> _YOUR GOAL_
Omit the images, then print each record below exactly as it reads.

> _DATA FOR THE TASK_
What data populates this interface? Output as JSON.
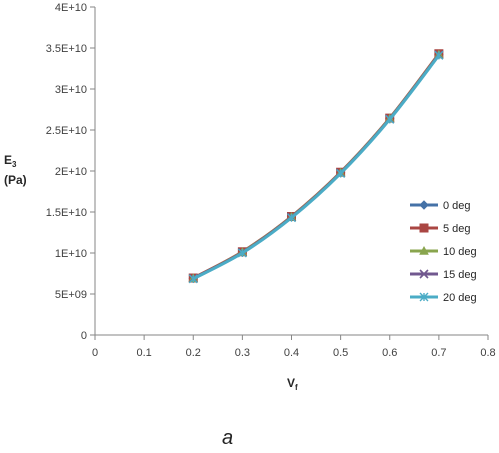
{
  "chart_data": {
    "type": "line",
    "x": [
      0.2,
      0.3,
      0.4,
      0.5,
      0.6,
      0.7
    ],
    "xlim": [
      0,
      0.8
    ],
    "ylim": [
      0,
      40000000000
    ],
    "x_ticks": [
      0,
      0.1,
      0.2,
      0.3,
      0.4,
      0.5,
      0.6,
      0.7,
      0.8
    ],
    "x_tick_labels": [
      "0",
      "0.1",
      "0.2",
      "0.3",
      "0.4",
      "0.5",
      "0.6",
      "0.7",
      "0.8"
    ],
    "y_ticks": [
      0,
      5000000000,
      10000000000,
      15000000000,
      20000000000,
      25000000000,
      30000000000,
      35000000000,
      40000000000
    ],
    "y_tick_labels": [
      "0",
      "5E+09",
      "1E+10",
      "1.5E+10",
      "2E+10",
      "2.5E+10",
      "3E+10",
      "3.5E+10",
      "4E+10"
    ],
    "xlabel_main": "V",
    "xlabel_sub": "f",
    "ylabel_main": "E",
    "ylabel_sub": "3",
    "ylabel_unit": "(Pa)",
    "grid": false,
    "legend_position": "right",
    "series": [
      {
        "name": "0 deg",
        "values": [
          6900000000,
          10100000000,
          14400000000,
          19800000000,
          26400000000,
          34200000000
        ],
        "color": "#4572A7",
        "marker": "diamond"
      },
      {
        "name": "5 deg",
        "values": [
          6950000000,
          10150000000,
          14450000000,
          19850000000,
          26450000000,
          34300000000
        ],
        "color": "#AA4643",
        "marker": "square"
      },
      {
        "name": "10 deg",
        "values": [
          6900000000,
          10100000000,
          14400000000,
          19800000000,
          26400000000,
          34200000000
        ],
        "color": "#89A54E",
        "marker": "triangle"
      },
      {
        "name": "15 deg",
        "values": [
          6900000000,
          10050000000,
          14350000000,
          19750000000,
          26350000000,
          34150000000
        ],
        "color": "#71588F",
        "marker": "x"
      },
      {
        "name": "20 deg",
        "values": [
          6850000000,
          10000000000,
          14300000000,
          19700000000,
          26300000000,
          34100000000
        ],
        "color": "#4BACC6",
        "marker": "star"
      }
    ]
  },
  "caption": "a"
}
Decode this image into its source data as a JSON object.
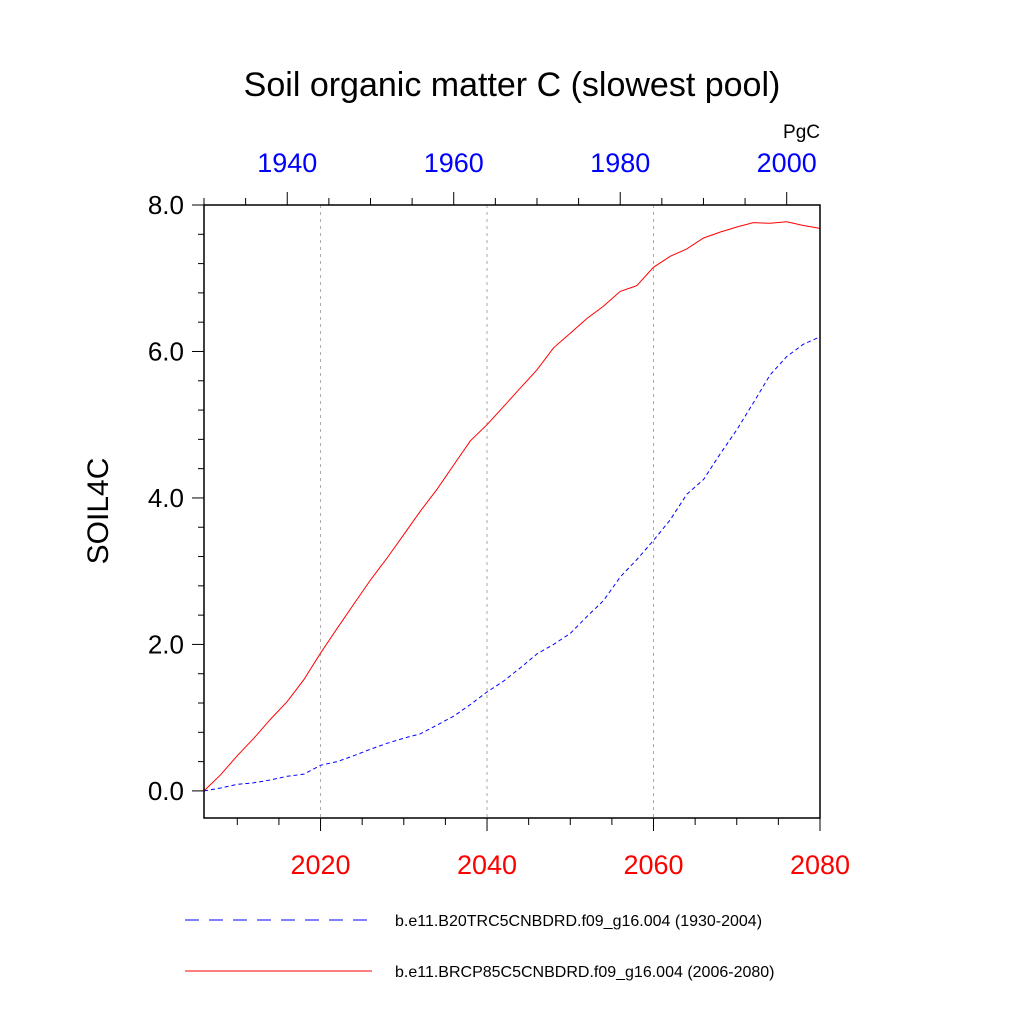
{
  "chart_data": {
    "type": "line",
    "title": "Soil organic matter C (slowest pool)",
    "ylabel": "SOIL4C",
    "units": "PgC",
    "ylim": [
      -0.37,
      8.0
    ],
    "yticks": [
      0,
      2,
      4,
      6,
      8
    ],
    "ytick_labels": [
      "0.0",
      "2.0",
      "4.0",
      "6.0",
      "8.0"
    ],
    "bottom_axis": {
      "xlim": [
        2006,
        2080
      ],
      "ticks": [
        2020,
        2040,
        2060,
        2080
      ],
      "tick_labels": [
        "2020",
        "2040",
        "2060",
        "2080"
      ],
      "color": "#ff0000"
    },
    "top_axis": {
      "xlim": [
        1930,
        2004
      ],
      "ticks": [
        1940,
        1960,
        1980,
        2000
      ],
      "tick_labels": [
        "1940",
        "1960",
        "1980",
        "2000"
      ],
      "color": "#0000ff"
    },
    "gridlines_x": [
      2020,
      2040,
      2060
    ],
    "series": [
      {
        "name": "b.e11.B20TRC5CNBDRD.f09_g16.004 (1930-2004)",
        "color": "#0000ff",
        "style": "dashed",
        "axis": "top",
        "x": [
          1930,
          1932,
          1934,
          1936,
          1938,
          1940,
          1942,
          1944,
          1946,
          1948,
          1950,
          1952,
          1954,
          1956,
          1958,
          1960,
          1962,
          1964,
          1966,
          1968,
          1970,
          1972,
          1974,
          1976,
          1978,
          1980,
          1982,
          1984,
          1986,
          1988,
          1990,
          1992,
          1994,
          1996,
          1998,
          2000,
          2002,
          2004
        ],
        "values": [
          0.0,
          0.04,
          0.09,
          0.11,
          0.15,
          0.2,
          0.23,
          0.35,
          0.4,
          0.48,
          0.57,
          0.65,
          0.72,
          0.78,
          0.9,
          1.02,
          1.18,
          1.35,
          1.5,
          1.68,
          1.87,
          2.0,
          2.15,
          2.38,
          2.6,
          2.92,
          3.16,
          3.42,
          3.7,
          4.05,
          4.25,
          4.6,
          4.93,
          5.3,
          5.68,
          5.93,
          6.1,
          6.2
        ]
      },
      {
        "name": "b.e11.BRCP85C5CNBDRD.f09_g16.004 (2006-2080)",
        "color": "#ff0000",
        "style": "solid",
        "axis": "bottom",
        "x": [
          2006,
          2008,
          2010,
          2012,
          2014,
          2016,
          2018,
          2020,
          2022,
          2024,
          2026,
          2028,
          2030,
          2032,
          2034,
          2036,
          2038,
          2040,
          2042,
          2044,
          2046,
          2048,
          2050,
          2052,
          2054,
          2056,
          2058,
          2060,
          2062,
          2064,
          2066,
          2068,
          2070,
          2072,
          2074,
          2076,
          2078,
          2080
        ],
        "values": [
          0.0,
          0.22,
          0.48,
          0.72,
          0.98,
          1.22,
          1.52,
          1.88,
          2.22,
          2.55,
          2.88,
          3.18,
          3.5,
          3.82,
          4.12,
          4.45,
          4.78,
          5.0,
          5.25,
          5.5,
          5.75,
          6.05,
          6.25,
          6.45,
          6.62,
          6.82,
          6.9,
          7.15,
          7.3,
          7.4,
          7.55,
          7.63,
          7.7,
          7.76,
          7.75,
          7.77,
          7.72,
          7.68
        ]
      }
    ],
    "legend_position": "bottom"
  }
}
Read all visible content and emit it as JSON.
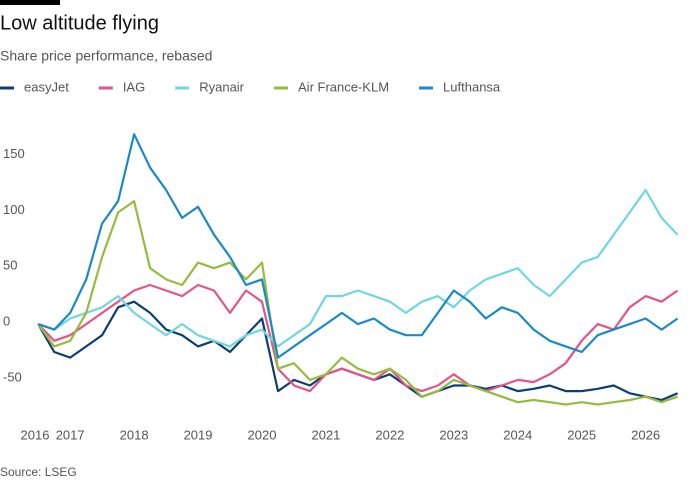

> _FULL OUTPUT_
What data populates this interface? Output as JSON.
{
  "chart_data": {
    "type": "line",
    "x": [
      0.2,
      0.3,
      0.4,
      0.5,
      0.6,
      0.7
    ],
    "xlim": [
      0,
      0.8
    ],
    "ylim": [
      0,
      40000000000
    ],
    "x_ticks": [
      0,
      0.1,
      0.2,
      0.3,
      0.4,
      0.5,
      0.6,
      0.7,
      0.8
    ],
    "x_tick_labels": [
      "0",
      "0.1",
      "0.2",
      "0.3",
      "0.4",
      "0.5",
      "0.6",
      "0.7",
      "0.8"
    ],
    "y_ticks": [
      0,
      5000000000,
      10000000000,
      15000000000,
      20000000000,
      25000000000,
      30000000000,
      35000000000,
      40000000000
    ],
    "y_tick_labels": [
      "0",
      "5E+09",
      "1E+10",
      "1.5E+10",
      "2E+10",
      "2.5E+10",
      "3E+10",
      "3.5E+10",
      "4E+10"
    ],
    "xlabel_main": "V",
    "xlabel_sub": "f",
    "ylabel_main": "E",
    "ylabel_sub": "3",
    "ylabel_unit": "(Pa)",
    "grid": false,
    "legend_position": "right",
    "series": [
      {
        "name": "0 deg",
        "values": [
          6900000000,
          10100000000,
          14400000000,
          19800000000,
          26400000000,
          34200000000
        ],
        "color": "#4572A7",
        "marker": "diamond"
      },
      {
        "name": "5 deg",
        "values": [
          6950000000,
          10150000000,
          14450000000,
          19850000000,
          26450000000,
          34300000000
        ],
        "color": "#AA4643",
        "marker": "square"
      },
      {
        "name": "10 deg",
        "values": [
          6900000000,
          10100000000,
          14400000000,
          19800000000,
          26400000000,
          34200000000
        ],
        "color": "#89A54E",
        "marker": "triangle"
      },
      {
        "name": "15 deg",
        "values": [
          6900000000,
          10050000000,
          14350000000,
          19750000000,
          26350000000,
          34150000000
        ],
        "color": "#71588F",
        "marker": "x"
      },
      {
        "name": "20 deg",
        "values": [
          6850000000,
          10000000000,
          14300000000,
          19700000000,
          26300000000,
          34100000000
        ],
        "color": "#4BACC6",
        "marker": "star"
      }
    ]
  },
  "caption": "a"
}
Decode this image into its source data as a JSON object.
{
  "chart_data": {
    "type": "line",
    "title": "Soil organic matter C (slowest pool)",
    "ylabel": "SOIL4C",
    "units": "PgC",
    "ylim": [
      -0.37,
      8.0
    ],
    "yticks": [
      0,
      2,
      4,
      6,
      8
    ],
    "ytick_labels": [
      "0.0",
      "2.0",
      "4.0",
      "6.0",
      "8.0"
    ],
    "bottom_axis": {
      "xlim": [
        2006,
        2080
      ],
      "ticks": [
        2020,
        2040,
        2060,
        2080
      ],
      "tick_labels": [
        "2020",
        "2040",
        "2060",
        "2080"
      ],
      "color": "#ff0000"
    },
    "top_axis": {
      "xlim": [
        1930,
        2004
      ],
      "ticks": [
        1940,
        1960,
        1980,
        2000
      ],
      "tick_labels": [
        "1940",
        "1960",
        "1980",
        "2000"
      ],
      "color": "#0000ff"
    },
    "gridlines_x": [
      2020,
      2040,
      2060
    ],
    "series": [
      {
        "name": "b.e11.B20TRC5CNBDRD.f09_g16.004 (1930-2004)",
        "color": "#0000ff",
        "style": "dashed",
        "axis": "top",
        "x": [
          1930,
          1932,
          1934,
          1936,
          1938,
          1940,
          1942,
          1944,
          1946,
          1948,
          1950,
          1952,
          1954,
          1956,
          1958,
          1960,
          1962,
          1964,
          1966,
          1968,
          1970,
          1972,
          1974,
          1976,
          1978,
          1980,
          1982,
          1984,
          1986,
          1988,
          1990,
          1992,
          1994,
          1996,
          1998,
          2000,
          2002,
          2004
        ],
        "values": [
          0.0,
          0.04,
          0.09,
          0.11,
          0.15,
          0.2,
          0.23,
          0.35,
          0.4,
          0.48,
          0.57,
          0.65,
          0.72,
          0.78,
          0.9,
          1.02,
          1.18,
          1.35,
          1.5,
          1.68,
          1.87,
          2.0,
          2.15,
          2.38,
          2.6,
          2.92,
          3.16,
          3.42,
          3.7,
          4.05,
          4.25,
          4.6,
          4.93,
          5.3,
          5.68,
          5.93,
          6.1,
          6.2
        ]
      },
      {
        "name": "b.e11.BRCP85C5CNBDRD.f09_g16.004 (2006-2080)",
        "color": "#ff0000",
        "style": "solid",
        "axis": "bottom",
        "x": [
          2006,
          2008,
          2010,
          2012,
          2014,
          2016,
          2018,
          2020,
          2022,
          2024,
          2026,
          2028,
          2030,
          2032,
          2034,
          2036,
          2038,
          2040,
          2042,
          2044,
          2046,
          2048,
          2050,
          2052,
          2054,
          2056,
          2058,
          2060,
          2062,
          2064,
          2066,
          2068,
          2070,
          2072,
          2074,
          2076,
          2078,
          2080
        ],
        "values": [
          0.0,
          0.22,
          0.48,
          0.72,
          0.98,
          1.22,
          1.52,
          1.88,
          2.22,
          2.55,
          2.88,
          3.18,
          3.5,
          3.82,
          4.12,
          4.45,
          4.78,
          5.0,
          5.25,
          5.5,
          5.75,
          6.05,
          6.25,
          6.45,
          6.62,
          6.82,
          6.9,
          7.15,
          7.3,
          7.4,
          7.55,
          7.63,
          7.7,
          7.76,
          7.75,
          7.77,
          7.72,
          7.68
        ]
      }
    ],
    "legend_position": "bottom"
  }
}
Read all visible content and emit it as JSON.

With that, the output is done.